### WHAT YOU NEED TO DO:
From the entries below, pull out each line where "makes" appears.

### SUPPLIED DATA:
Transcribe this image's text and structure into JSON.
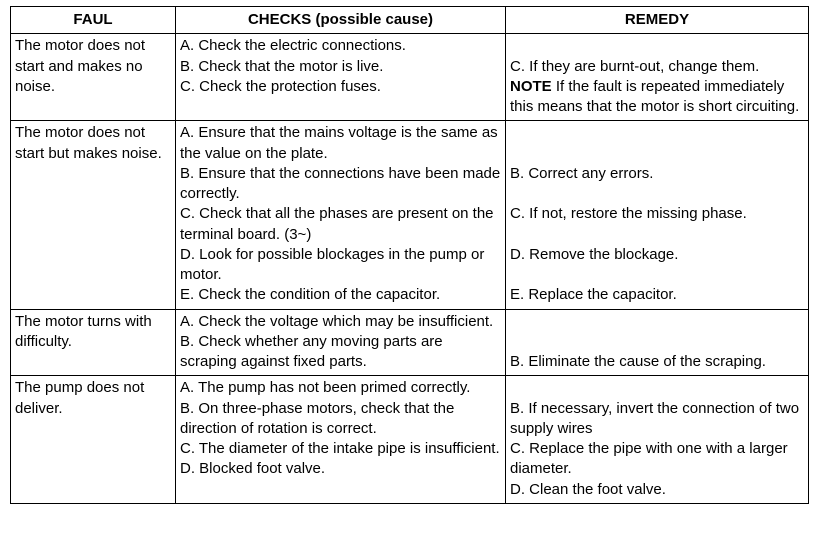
{
  "table": {
    "headers": {
      "faul": "FAUL",
      "checks": "CHECKS (possible cause)",
      "remedy": "REMEDY"
    },
    "rows": [
      {
        "faul": "The motor does not start and makes no noise.",
        "checks": "A.  Check the electric connections.\nB.  Check that the motor is live.\nC.  Check the protection fuses.",
        "remedy_pre": "\nC. If they are burnt-out, change them.\n",
        "remedy_note": "NOTE",
        "remedy_post": " If the fault is repeated immediately this means that the motor is short circuiting."
      },
      {
        "faul": "The motor does not start but makes noise.",
        "checks": "A.   Ensure that the mains voltage is the same as the value on the plate.\nB.   Ensure that the connections have been made correctly.\nC.   Check that all the phases are present on the terminal board. (3~)\nD.   Look for possible blockages in the pump or motor.\nE.   Check the condition of the capacitor.",
        "remedy": "\n\nB.   Correct any errors.\n\nC.   If not, restore the missing phase.\n\nD.   Remove the blockage.\n\nE.   Replace the capacitor."
      },
      {
        "faul": "The motor turns with difficulty.",
        "checks": "A.   Check   the voltage which may be insufficient.\nB.   Check whether any moving parts are scraping against fixed parts.",
        "remedy": "\n\nB. Eliminate the cause of the scraping."
      },
      {
        "faul": "The pump does not deliver.",
        "checks": "A.   The pump has not been primed correctly.\nB.   On three-phase motors, check that the direction of rotation is correct.\nC.   The diameter of the intake pipe is insufficient.\nD.   Blocked foot valve.",
        "remedy": "\nB.   If necessary, invert the connection of two supply wires\nC.   Replace the pipe with one with a larger diameter.\nD.   Clean the foot valve."
      }
    ]
  }
}
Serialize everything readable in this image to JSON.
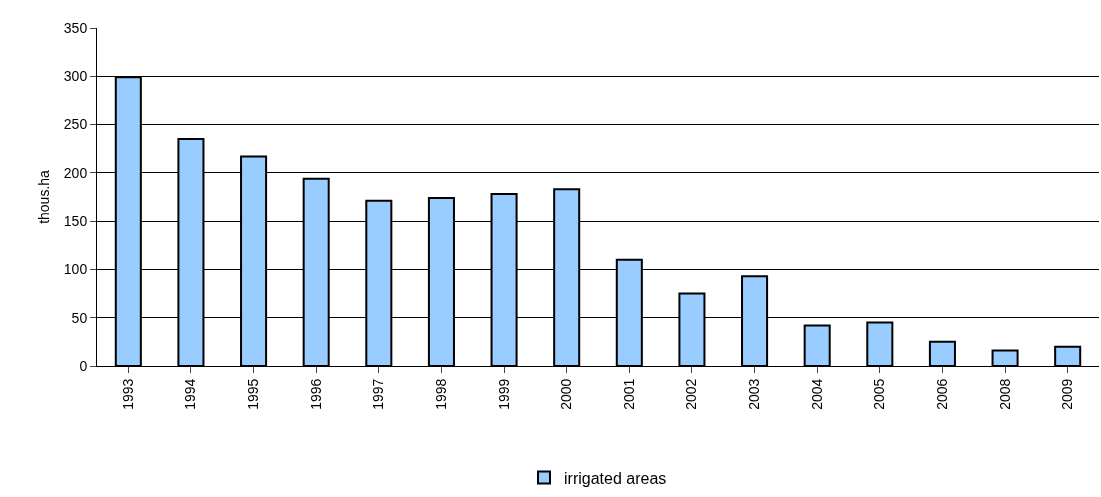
{
  "chart_data": {
    "type": "bar",
    "ylabel": "thous.ha",
    "categories": [
      "1993",
      "1994",
      "1995",
      "1996",
      "1997",
      "1998",
      "1999",
      "2000",
      "2001",
      "2002",
      "2003",
      "2004",
      "2005",
      "2006",
      "2008",
      "2009"
    ],
    "series": [
      {
        "name": "irrigated areas",
        "color": "#99ccff",
        "values": [
          299,
          235,
          217,
          194,
          171,
          174,
          178,
          183,
          110,
          75,
          93,
          42,
          45,
          25,
          16,
          20
        ]
      }
    ],
    "ylim": [
      0,
      350
    ],
    "yticks": [
      0,
      50,
      100,
      150,
      200,
      250,
      300,
      350
    ],
    "grid": "y",
    "legend": "bottom"
  }
}
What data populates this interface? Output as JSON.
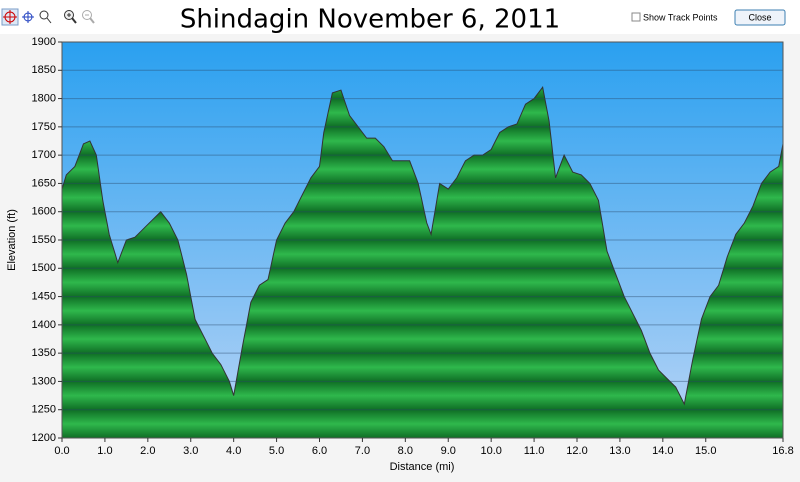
{
  "ui": {
    "show_track_points": "Show Track Points",
    "close": "Close"
  },
  "chart_data": {
    "type": "area",
    "title": "Shindagin November 6, 2011",
    "x_label": "Distance (mi)",
    "y_label": "Elevation (ft)",
    "x": [
      0.0,
      0.1,
      0.3,
      0.5,
      0.65,
      0.8,
      0.95,
      1.1,
      1.3,
      1.5,
      1.7,
      1.9,
      2.1,
      2.3,
      2.5,
      2.7,
      2.9,
      3.1,
      3.3,
      3.5,
      3.7,
      3.9,
      4.0,
      4.2,
      4.4,
      4.6,
      4.8,
      5.0,
      5.2,
      5.4,
      5.6,
      5.8,
      6.0,
      6.1,
      6.3,
      6.5,
      6.7,
      6.9,
      7.1,
      7.3,
      7.5,
      7.7,
      7.9,
      8.1,
      8.3,
      8.5,
      8.6,
      8.8,
      9.0,
      9.2,
      9.4,
      9.6,
      9.8,
      10.0,
      10.2,
      10.4,
      10.6,
      10.8,
      11.0,
      11.2,
      11.35,
      11.5,
      11.7,
      11.9,
      12.1,
      12.3,
      12.5,
      12.7,
      12.9,
      13.1,
      13.3,
      13.5,
      13.7,
      13.9,
      14.1,
      14.3,
      14.5,
      14.7,
      14.9,
      15.1,
      15.3,
      15.5,
      15.7,
      15.9,
      16.1,
      16.3,
      16.5,
      16.7,
      16.8
    ],
    "values": [
      1640,
      1665,
      1680,
      1720,
      1725,
      1700,
      1620,
      1560,
      1510,
      1550,
      1555,
      1570,
      1585,
      1600,
      1580,
      1550,
      1490,
      1410,
      1380,
      1350,
      1330,
      1300,
      1275,
      1360,
      1440,
      1470,
      1480,
      1550,
      1580,
      1600,
      1630,
      1660,
      1680,
      1740,
      1810,
      1815,
      1770,
      1750,
      1730,
      1730,
      1715,
      1690,
      1690,
      1690,
      1650,
      1580,
      1560,
      1650,
      1640,
      1660,
      1690,
      1700,
      1700,
      1710,
      1740,
      1750,
      1755,
      1790,
      1800,
      1820,
      1760,
      1660,
      1700,
      1670,
      1665,
      1650,
      1620,
      1530,
      1490,
      1450,
      1420,
      1390,
      1350,
      1320,
      1305,
      1290,
      1260,
      1340,
      1410,
      1450,
      1470,
      1520,
      1560,
      1580,
      1610,
      1650,
      1670,
      1680,
      1720
    ],
    "xlim": [
      0,
      16.8
    ],
    "xticks": [
      {
        "value": 0,
        "label": "0.0"
      },
      {
        "value": 1,
        "label": "1.0"
      },
      {
        "value": 2,
        "label": "2.0"
      },
      {
        "value": 3,
        "label": "3.0"
      },
      {
        "value": 4,
        "label": "4.0"
      },
      {
        "value": 5,
        "label": "5.0"
      },
      {
        "value": 6,
        "label": "6.0"
      },
      {
        "value": 7,
        "label": "7.0"
      },
      {
        "value": 8,
        "label": "8.0"
      },
      {
        "value": 9,
        "label": "9.0"
      },
      {
        "value": 10,
        "label": "10.0"
      },
      {
        "value": 11,
        "label": "11.0"
      },
      {
        "value": 12,
        "label": "12.0"
      },
      {
        "value": 13,
        "label": "13.0"
      },
      {
        "value": 14,
        "label": "14.0"
      },
      {
        "value": 15,
        "label": "15.0"
      },
      16.8
    ],
    "ylim": [
      1200,
      1900
    ],
    "yticks": [
      1200,
      1250,
      1300,
      1350,
      1400,
      1450,
      1500,
      1550,
      1600,
      1650,
      1700,
      1750,
      1800,
      1850,
      1900
    ],
    "grid": true,
    "color": "#1f9a3a"
  }
}
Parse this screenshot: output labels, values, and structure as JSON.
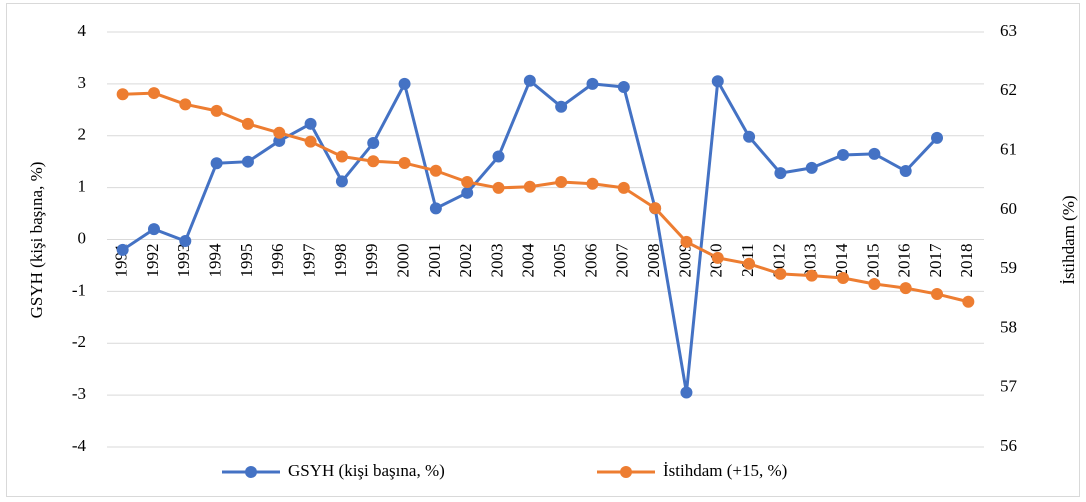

### RESPONSE TO THIS EXERCISE:
        "faul": "The motor does not start and makes no noise.",
        "faul": "The motor does not start but makes noise.",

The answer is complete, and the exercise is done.